_What is being asked_
Pull every line with the word "центром" out of the entries below.

(Recorded data)
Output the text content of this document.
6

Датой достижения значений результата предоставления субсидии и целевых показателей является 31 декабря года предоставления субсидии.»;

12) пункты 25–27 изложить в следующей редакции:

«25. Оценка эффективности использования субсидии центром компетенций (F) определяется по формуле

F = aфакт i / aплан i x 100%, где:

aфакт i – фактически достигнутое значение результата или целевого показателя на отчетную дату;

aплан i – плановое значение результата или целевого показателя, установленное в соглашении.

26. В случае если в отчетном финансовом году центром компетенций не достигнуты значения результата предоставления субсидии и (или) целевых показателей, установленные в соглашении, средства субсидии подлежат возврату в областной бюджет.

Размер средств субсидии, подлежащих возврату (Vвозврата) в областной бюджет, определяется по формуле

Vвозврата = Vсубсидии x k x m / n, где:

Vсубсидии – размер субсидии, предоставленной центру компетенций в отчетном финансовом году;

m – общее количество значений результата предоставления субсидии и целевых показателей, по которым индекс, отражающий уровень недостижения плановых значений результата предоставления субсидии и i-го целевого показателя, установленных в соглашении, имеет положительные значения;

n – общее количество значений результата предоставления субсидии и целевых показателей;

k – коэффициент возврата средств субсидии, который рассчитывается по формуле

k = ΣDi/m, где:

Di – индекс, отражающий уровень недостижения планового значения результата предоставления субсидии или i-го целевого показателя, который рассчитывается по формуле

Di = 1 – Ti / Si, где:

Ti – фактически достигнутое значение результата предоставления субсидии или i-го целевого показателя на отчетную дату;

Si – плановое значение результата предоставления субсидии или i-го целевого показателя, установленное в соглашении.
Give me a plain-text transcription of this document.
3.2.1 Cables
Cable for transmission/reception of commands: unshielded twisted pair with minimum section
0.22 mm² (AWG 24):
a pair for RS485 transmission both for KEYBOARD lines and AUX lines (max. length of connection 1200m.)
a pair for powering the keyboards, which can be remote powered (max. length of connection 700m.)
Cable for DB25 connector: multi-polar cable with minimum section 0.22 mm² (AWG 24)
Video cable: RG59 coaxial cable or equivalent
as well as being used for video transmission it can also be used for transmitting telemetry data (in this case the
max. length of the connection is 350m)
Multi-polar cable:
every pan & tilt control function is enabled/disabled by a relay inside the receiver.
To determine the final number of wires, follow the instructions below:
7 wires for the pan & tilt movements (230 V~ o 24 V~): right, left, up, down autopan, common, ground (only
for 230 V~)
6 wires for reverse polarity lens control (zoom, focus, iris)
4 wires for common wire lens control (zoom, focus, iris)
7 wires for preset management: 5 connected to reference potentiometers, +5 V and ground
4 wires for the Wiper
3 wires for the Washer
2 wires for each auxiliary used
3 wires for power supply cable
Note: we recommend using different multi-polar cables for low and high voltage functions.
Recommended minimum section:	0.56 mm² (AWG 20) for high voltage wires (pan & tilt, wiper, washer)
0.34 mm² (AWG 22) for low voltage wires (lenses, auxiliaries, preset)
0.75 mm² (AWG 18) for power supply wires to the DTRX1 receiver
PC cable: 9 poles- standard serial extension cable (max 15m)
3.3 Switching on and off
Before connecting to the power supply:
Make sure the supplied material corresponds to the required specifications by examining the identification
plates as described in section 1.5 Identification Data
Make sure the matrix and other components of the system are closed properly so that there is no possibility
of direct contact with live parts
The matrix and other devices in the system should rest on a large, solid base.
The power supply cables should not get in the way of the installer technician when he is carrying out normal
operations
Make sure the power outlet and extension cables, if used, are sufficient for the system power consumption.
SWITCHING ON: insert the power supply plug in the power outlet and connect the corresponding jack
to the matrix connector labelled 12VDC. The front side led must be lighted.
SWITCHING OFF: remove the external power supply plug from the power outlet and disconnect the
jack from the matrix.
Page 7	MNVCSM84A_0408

_Written response_
«25. Оценка эффективности использования субсидии центром компетенций (F) определяется по формуле
26. В случае если в отчетном финансовом году центром компетенций не достигнуты значения результата предоставления субсидии и (или) целевых показателей, установленные в соглашении, средства субсидии подлежат возврату в областной бюджет.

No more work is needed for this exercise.